Your objective: Give the number of lines that contain the string "made", please, and nothing else.

Data to use:
----

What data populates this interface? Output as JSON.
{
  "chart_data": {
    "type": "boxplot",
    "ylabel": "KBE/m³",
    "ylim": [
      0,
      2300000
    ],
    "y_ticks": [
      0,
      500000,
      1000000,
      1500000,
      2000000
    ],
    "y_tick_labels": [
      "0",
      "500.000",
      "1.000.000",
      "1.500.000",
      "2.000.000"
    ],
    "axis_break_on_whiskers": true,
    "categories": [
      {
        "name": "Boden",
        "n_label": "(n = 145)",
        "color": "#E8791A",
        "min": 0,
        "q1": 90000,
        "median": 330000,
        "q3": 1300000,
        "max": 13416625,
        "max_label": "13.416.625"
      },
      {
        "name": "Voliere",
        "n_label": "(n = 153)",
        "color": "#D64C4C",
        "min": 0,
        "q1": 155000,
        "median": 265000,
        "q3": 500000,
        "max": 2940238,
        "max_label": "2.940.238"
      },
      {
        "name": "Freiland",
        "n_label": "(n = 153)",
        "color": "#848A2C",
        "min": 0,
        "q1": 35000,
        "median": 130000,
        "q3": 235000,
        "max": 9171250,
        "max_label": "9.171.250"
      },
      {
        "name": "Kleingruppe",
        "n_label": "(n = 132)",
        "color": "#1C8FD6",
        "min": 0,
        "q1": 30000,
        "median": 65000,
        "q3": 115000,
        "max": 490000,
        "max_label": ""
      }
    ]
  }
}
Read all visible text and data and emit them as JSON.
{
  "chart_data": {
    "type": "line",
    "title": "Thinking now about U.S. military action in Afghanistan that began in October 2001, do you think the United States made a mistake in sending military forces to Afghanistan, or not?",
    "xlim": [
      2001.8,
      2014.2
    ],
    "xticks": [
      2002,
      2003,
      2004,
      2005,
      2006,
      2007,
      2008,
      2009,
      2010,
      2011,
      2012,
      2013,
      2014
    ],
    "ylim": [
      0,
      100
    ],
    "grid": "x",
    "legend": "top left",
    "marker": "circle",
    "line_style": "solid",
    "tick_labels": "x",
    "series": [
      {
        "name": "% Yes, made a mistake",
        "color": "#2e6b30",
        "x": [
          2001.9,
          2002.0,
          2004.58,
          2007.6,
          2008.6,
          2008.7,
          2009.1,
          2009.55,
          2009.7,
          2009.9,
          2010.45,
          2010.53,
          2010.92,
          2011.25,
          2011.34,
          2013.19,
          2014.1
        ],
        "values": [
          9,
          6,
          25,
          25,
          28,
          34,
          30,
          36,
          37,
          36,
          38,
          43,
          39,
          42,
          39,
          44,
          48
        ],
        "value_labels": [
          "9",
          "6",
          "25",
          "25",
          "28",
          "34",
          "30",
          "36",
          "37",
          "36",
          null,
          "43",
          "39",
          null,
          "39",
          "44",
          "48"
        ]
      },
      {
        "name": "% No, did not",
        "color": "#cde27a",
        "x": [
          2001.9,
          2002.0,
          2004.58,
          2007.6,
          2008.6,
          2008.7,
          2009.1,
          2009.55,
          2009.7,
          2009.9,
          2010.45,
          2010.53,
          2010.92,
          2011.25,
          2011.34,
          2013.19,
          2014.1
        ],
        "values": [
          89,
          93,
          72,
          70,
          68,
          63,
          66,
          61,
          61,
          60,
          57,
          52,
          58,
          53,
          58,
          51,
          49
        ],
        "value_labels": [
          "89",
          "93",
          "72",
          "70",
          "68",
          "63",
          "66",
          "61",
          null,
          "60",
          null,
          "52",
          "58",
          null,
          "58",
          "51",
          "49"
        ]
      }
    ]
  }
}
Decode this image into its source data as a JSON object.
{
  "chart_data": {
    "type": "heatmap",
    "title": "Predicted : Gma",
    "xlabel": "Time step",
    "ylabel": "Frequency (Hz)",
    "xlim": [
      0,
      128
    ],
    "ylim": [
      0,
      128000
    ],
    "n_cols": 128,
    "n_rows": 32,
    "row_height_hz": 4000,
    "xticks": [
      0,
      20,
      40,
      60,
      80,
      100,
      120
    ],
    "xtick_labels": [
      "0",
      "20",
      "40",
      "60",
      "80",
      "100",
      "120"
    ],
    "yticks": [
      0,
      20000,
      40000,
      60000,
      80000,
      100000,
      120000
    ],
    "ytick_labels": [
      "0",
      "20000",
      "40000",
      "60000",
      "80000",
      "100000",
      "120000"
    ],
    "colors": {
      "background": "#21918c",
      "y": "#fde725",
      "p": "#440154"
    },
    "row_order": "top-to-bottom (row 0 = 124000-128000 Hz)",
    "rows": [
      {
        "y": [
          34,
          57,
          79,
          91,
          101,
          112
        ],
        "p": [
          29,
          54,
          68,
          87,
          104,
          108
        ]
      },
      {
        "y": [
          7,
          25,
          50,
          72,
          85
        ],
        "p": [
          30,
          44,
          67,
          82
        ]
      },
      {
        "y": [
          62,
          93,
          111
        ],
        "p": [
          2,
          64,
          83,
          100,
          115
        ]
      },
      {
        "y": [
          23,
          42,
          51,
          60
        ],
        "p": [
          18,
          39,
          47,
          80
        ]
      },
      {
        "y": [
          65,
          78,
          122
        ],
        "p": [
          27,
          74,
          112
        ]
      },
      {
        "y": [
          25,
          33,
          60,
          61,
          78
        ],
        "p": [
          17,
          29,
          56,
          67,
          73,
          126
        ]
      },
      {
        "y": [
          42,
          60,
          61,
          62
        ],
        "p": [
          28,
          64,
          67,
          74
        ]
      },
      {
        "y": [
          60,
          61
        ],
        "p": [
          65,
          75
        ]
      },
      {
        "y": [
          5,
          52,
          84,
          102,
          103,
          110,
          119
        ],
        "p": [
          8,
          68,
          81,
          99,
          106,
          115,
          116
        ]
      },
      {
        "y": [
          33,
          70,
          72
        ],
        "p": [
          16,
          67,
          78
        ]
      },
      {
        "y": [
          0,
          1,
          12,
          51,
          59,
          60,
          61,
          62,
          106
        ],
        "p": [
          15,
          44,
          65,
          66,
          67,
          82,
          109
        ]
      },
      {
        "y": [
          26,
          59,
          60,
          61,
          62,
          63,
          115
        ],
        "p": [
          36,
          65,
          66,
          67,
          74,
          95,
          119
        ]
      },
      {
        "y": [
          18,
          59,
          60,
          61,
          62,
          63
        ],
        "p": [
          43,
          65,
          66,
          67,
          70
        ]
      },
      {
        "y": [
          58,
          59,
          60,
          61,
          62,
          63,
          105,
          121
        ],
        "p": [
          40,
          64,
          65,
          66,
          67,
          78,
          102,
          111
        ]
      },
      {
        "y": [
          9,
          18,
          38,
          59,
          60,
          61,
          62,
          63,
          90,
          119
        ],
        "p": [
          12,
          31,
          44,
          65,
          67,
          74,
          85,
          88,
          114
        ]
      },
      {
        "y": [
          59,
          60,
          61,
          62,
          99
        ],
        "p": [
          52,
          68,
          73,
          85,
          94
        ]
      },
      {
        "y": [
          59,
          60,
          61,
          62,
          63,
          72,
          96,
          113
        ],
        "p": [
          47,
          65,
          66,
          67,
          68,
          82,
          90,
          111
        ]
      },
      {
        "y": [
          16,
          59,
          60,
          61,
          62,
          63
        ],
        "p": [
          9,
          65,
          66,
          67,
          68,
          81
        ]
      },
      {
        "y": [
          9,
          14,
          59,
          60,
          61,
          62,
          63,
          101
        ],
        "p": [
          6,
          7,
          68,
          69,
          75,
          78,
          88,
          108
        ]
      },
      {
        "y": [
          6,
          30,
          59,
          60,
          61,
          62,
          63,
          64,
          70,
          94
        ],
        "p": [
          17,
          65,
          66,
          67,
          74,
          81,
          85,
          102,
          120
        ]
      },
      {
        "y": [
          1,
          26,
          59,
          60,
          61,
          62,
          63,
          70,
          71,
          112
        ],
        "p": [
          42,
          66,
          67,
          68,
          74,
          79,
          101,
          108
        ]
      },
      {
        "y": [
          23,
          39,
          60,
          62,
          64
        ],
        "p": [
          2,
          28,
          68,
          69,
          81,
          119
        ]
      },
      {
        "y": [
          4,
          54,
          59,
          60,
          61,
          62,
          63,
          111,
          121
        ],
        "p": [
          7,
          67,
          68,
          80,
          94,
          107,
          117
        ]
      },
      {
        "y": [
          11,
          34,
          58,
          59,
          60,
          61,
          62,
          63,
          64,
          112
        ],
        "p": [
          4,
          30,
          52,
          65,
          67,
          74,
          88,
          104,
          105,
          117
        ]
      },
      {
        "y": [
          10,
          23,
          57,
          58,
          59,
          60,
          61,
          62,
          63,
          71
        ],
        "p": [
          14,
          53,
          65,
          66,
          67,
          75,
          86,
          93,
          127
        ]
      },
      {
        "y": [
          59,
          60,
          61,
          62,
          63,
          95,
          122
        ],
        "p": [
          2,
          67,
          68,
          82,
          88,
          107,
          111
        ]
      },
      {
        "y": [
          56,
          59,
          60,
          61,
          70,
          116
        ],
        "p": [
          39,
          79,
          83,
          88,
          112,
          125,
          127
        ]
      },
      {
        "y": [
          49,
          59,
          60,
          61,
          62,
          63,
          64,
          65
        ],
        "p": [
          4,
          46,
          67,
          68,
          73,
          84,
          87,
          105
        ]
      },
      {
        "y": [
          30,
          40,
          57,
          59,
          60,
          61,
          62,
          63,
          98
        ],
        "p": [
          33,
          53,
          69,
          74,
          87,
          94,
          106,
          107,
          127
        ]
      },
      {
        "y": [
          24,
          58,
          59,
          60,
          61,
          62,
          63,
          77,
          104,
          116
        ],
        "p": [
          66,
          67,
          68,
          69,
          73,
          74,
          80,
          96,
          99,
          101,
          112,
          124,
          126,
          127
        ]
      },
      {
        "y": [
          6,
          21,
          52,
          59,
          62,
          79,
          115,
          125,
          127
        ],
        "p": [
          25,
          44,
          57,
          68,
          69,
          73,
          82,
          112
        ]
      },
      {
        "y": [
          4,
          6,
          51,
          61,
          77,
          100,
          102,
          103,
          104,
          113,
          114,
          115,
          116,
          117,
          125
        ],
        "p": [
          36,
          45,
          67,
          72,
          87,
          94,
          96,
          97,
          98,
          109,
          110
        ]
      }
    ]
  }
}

----

Worked answer: 2